BRIEF:
Can you write out, word for word, the lines of the records from the one containing "feature-name: 16 other features [71,703,142,714]" through the one containing "feature-value: 0.295 = [88,616,123,627]", both included?

Layout dataset records
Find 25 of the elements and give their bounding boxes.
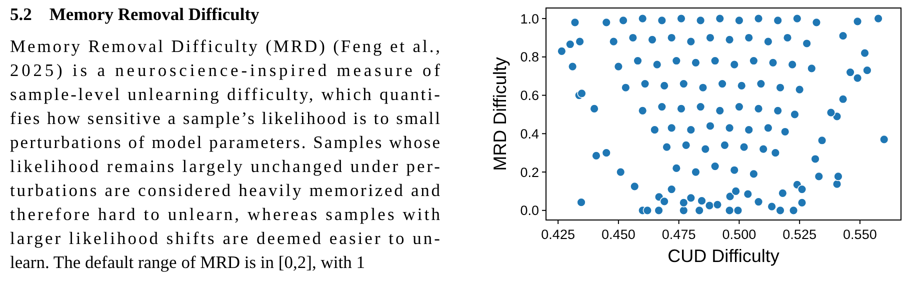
text: fies how sensitive a sample’s likelihood is to small	[10, 108, 440, 128]
x-tick-label: 0.550	[843, 227, 877, 242]
y-tick-label: 0.4	[520, 126, 540, 142]
y-tick-label: 0.6	[520, 88, 539, 104]
text: Memory Removal Difficulty (MRD) (Feng et al.,	[10, 36, 440, 56]
x-axis-title: CUD Difficulty	[668, 246, 780, 266]
text: turbations are considered heavily memorized and	[10, 180, 440, 200]
text: sample-level unlearning difficulty, which quanti-	[10, 84, 440, 104]
text: 5.2 Memory Removal Difficulty	[10, 4, 260, 24]
x-tick-label: 0.450	[602, 227, 636, 242]
x-tick-label: 0.525	[782, 227, 816, 242]
y-tick-label: 1.0	[520, 11, 539, 26]
text: larger likelihood shifts are deemed easier to un-	[10, 228, 440, 248]
text: likelihood remains largely unchanged under per-	[10, 156, 440, 176]
x-tick-label: 0.425	[541, 227, 575, 242]
x-tick-label: 0.500	[722, 227, 756, 242]
text: therefore hard to unlearn, whereas samples with	[10, 204, 440, 224]
text: learn. The default range of MRD is in [0,2], with 1	[10, 252, 365, 272]
y-tick-label: 0.8	[520, 50, 539, 65]
text: 2025) is a neuroscience-inspired measure of	[10, 60, 440, 80]
y-axis-title: MRD Difficulty	[490, 57, 510, 171]
x-tick-label: 0.475	[662, 227, 696, 242]
y-tick-label: 0.0	[520, 203, 539, 218]
text: perturbations of model parameters. Samples whose	[10, 132, 440, 152]
y-tick-label: 0.2	[520, 164, 539, 180]
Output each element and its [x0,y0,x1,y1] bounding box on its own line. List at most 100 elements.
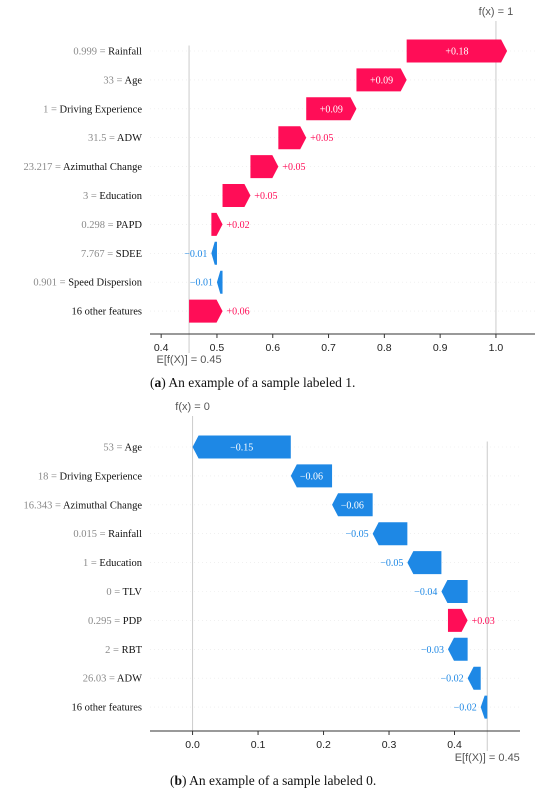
feature-name: 16 other features [71,703,142,714]
x-tick-label: 0.4 [447,739,462,751]
shap-bar [447,637,468,661]
shap-bar [406,39,508,63]
feature-value: 16.343 = [24,500,63,511]
shap-value-label: −0.06 [300,471,323,482]
shap-bar [356,68,407,92]
x-tick-label: 0.9 [433,342,448,354]
shap-value-label: +0.02 [227,220,250,231]
feature-label: 23.217 = Azimuthal Change [24,162,143,173]
feature-label: 0.295 = PDP [88,616,142,627]
shap-bar [306,97,357,121]
feature-value: 0.295 = [88,616,123,627]
shap-value-label: +0.05 [310,133,333,144]
feature-label: 0.999 = Rainfall [73,47,142,58]
shap-value-label: −0.05 [346,529,369,540]
x-tick-label: 1.0 [489,342,504,354]
feature-value: 31.5 = [88,133,117,144]
feature-name: PDP [123,616,142,627]
feature-label: 3 = Education [83,191,143,202]
shap-value-label: +0.05 [254,191,277,202]
feature-value: 53 = [103,443,124,454]
shap-bar [216,270,223,294]
feature-name: ADW [117,133,142,144]
feature-label: 18 = Driving Experience [38,471,143,482]
shap-value-label: −0.04 [414,587,437,598]
shap-bar [222,184,251,207]
feature-label: 1 = Education [83,558,143,569]
shap-bar [250,155,279,179]
shap-bar [192,435,291,459]
feature-name: RBT [122,645,143,656]
feature-value: 0.015 = [73,529,108,540]
caption-letter: b [175,773,183,788]
shap-value-label: +0.09 [320,104,343,115]
shap-value-label: −0.01 [184,249,207,260]
feature-name: 16 other features [71,307,142,318]
shap-value-label: −0.03 [421,645,444,656]
shap-value-label: +0.06 [227,307,250,318]
shap-bar [332,493,373,517]
feature-value: 0 = [106,587,122,598]
x-tick-label: 0.1 [251,739,266,751]
x-tick-label: 0.2 [316,739,331,751]
feature-label: 2 = RBT [105,645,142,656]
x-tick-label: 0.4 [154,342,169,354]
caption-text: An example of a sample labeled 1. [166,375,356,390]
feature-label: 0.298 = PAPD [81,220,142,231]
shap-value-label: −0.01 [190,278,213,289]
shap-value-label: −0.05 [380,558,403,569]
x-tick-label: 0.5 [210,342,225,354]
feature-value: 2 = [105,645,121,656]
feature-label: 7.767 = SDEE [81,249,142,260]
feature-label: 31.5 = ADW [88,133,142,144]
base-value-label: E[f(X)] = 0.45 [455,752,520,764]
feature-value: 1 = [43,104,59,115]
shap-bar [211,212,223,236]
figure-caption: (b) An example of a sample labeled 0. [170,773,376,788]
base-value-label: E[f(X)] = 0.45 [156,354,221,366]
caption-letter: a [155,375,162,390]
feature-label: 1 = Driving Experience [43,104,142,115]
shap-value-label: +0.03 [472,616,495,627]
shap-bar [467,666,481,690]
feature-name: Azimuthal Change [63,500,142,511]
feature-name: Driving Experience [59,471,142,482]
x-tick-label: 0.0 [185,739,200,751]
shap-value-label: +0.18 [445,47,468,58]
x-tick-label: 0.7 [321,342,336,354]
feature-label: 53 = Age [103,443,142,454]
shap-bar [480,695,488,719]
caption-text: An example of a sample labeled 0. [187,773,377,788]
feature-label: 0 = TLV [106,587,142,598]
output-value-label: f(x) = 0 [175,401,210,413]
feature-value: 33 = [103,75,124,86]
shap-bar [211,241,217,265]
feature-label: 16 other features [71,703,142,714]
feature-value: 7.767 = [81,249,116,260]
shap-bar [290,464,333,488]
feature-value: 1 = [83,558,99,569]
feature-value: 3 = [83,191,99,202]
shap-value-label: −0.06 [341,500,364,511]
x-tick-label: 0.8 [377,342,392,354]
feature-name: PAPD [116,220,142,231]
feature-name: Age [125,443,143,454]
feature-name: Rainfall [108,529,142,540]
feature-name: ADW [117,674,142,685]
feature-name: TLV [123,587,143,598]
feature-value: 0.999 = [73,47,108,58]
x-tick-label: 0.3 [382,739,397,751]
feature-name: Age [125,75,143,86]
shap-value-label: −0.15 [230,443,253,454]
shap-bar [189,299,223,323]
feature-name: Driving Experience [59,104,142,115]
feature-value: 18 = [38,471,60,482]
figure-caption: (a) An example of a sample labeled 1. [150,375,355,390]
waterfall-chart-2: f(x) = 0 −0.15 53 = Age −0.06 18 = Driving E… [24,401,520,788]
shap-bar [278,126,307,150]
waterfall-chart-1: f(x) = 1 +0.18 0.999 = Rainfall +0.09 33 = A… [24,6,535,390]
feature-name: Education [99,558,142,569]
shap-value-label: −0.02 [440,674,463,685]
feature-label: 16.343 = Azimuthal Change [24,500,143,511]
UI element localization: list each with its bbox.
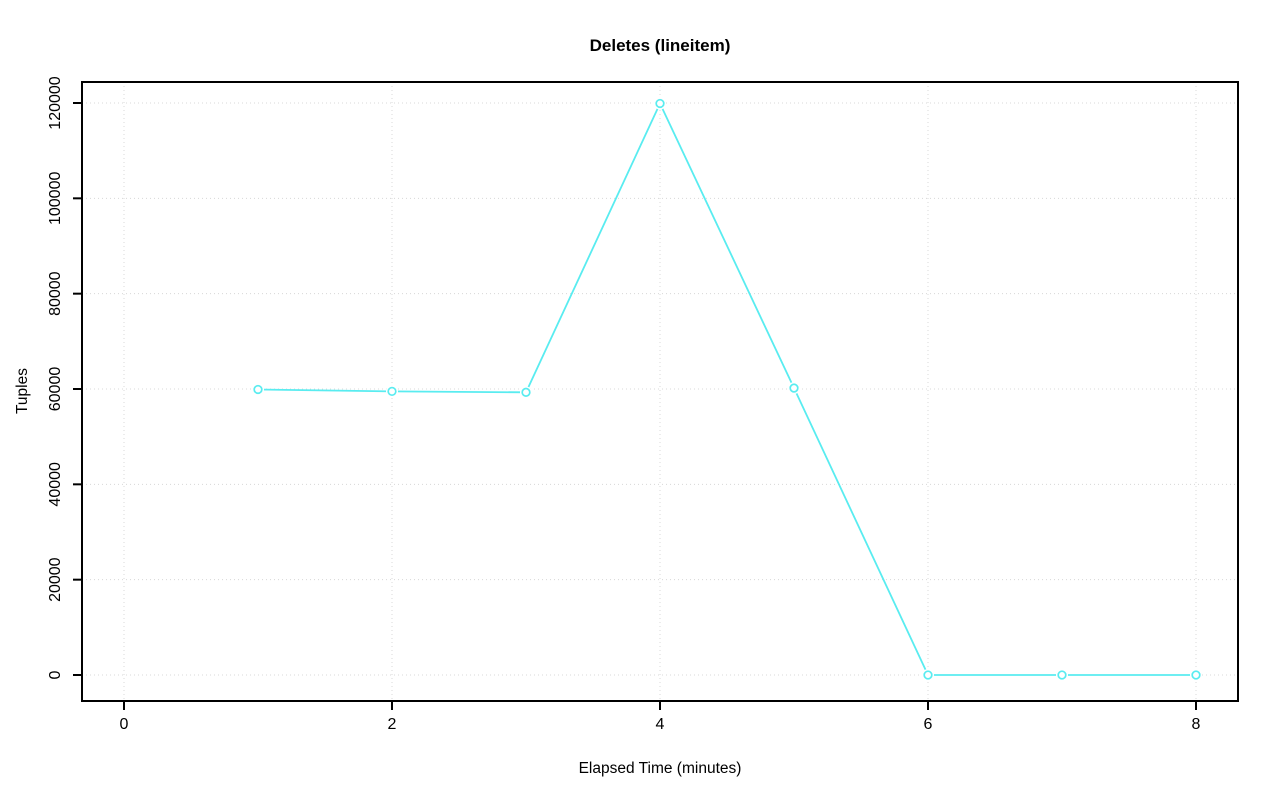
x-axis-title: Elapsed Time (minutes) — [579, 760, 742, 777]
y-tick-label: 100000 — [47, 172, 64, 225]
chart-title: Deletes (lineitem) — [590, 36, 731, 55]
y-tick-label: 80000 — [47, 271, 64, 316]
y-tick-label: 120000 — [47, 76, 64, 129]
tick-layer: 0 2 4 6 8 0 20000 40000 60000 80000 100000 120000 — [47, 76, 1201, 733]
data-point-marker — [789, 383, 799, 393]
y-tick-label: 0 — [47, 670, 64, 679]
x-tick-label: 8 — [1192, 716, 1201, 733]
x-tick-label: 2 — [388, 716, 397, 733]
data-point-marker — [655, 98, 665, 109]
x-tick-label: 6 — [924, 716, 933, 733]
series-line-deletes-lineitem — [257, 102, 1196, 676]
series-layer — [252, 97, 1202, 681]
y-tick-label: 40000 — [47, 462, 64, 507]
data-point-marker — [923, 670, 933, 680]
y-tick-label: 20000 — [47, 557, 64, 602]
x-tick-label: 4 — [656, 716, 665, 733]
data-point-marker — [253, 384, 263, 395]
y-tick-label: 60000 — [47, 367, 64, 412]
data-point-marker — [1057, 670, 1067, 680]
y-axis-title: Tuples — [14, 368, 31, 414]
data-point-marker — [387, 386, 397, 397]
data-point-marker — [1191, 670, 1201, 680]
x-tick-label: 0 — [120, 716, 129, 733]
data-point-marker — [521, 387, 531, 397]
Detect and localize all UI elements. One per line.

RESPONSE TO THE TASK:
feature-name: 16 other features [71,703,142,714]
x-tick-label: 0.4 [447,739,462,751]
shap-bar [447,637,468,661]
shap-bar [406,39,508,63]
feature-value: 16.343 = [24,500,63,511]
shap-value-label: −0.06 [300,471,323,482]
shap-bar [356,68,407,92]
x-tick-label: 0.9 [433,342,448,354]
shap-value-label: +0.02 [227,220,250,231]
feature-label: 23.217 = Azimuthal Change [24,162,143,173]
feature-label: 0.295 = PDP [88,616,142,627]
shap-bar [306,97,357,121]
feature-value: 0.295 = [88,616,123,627]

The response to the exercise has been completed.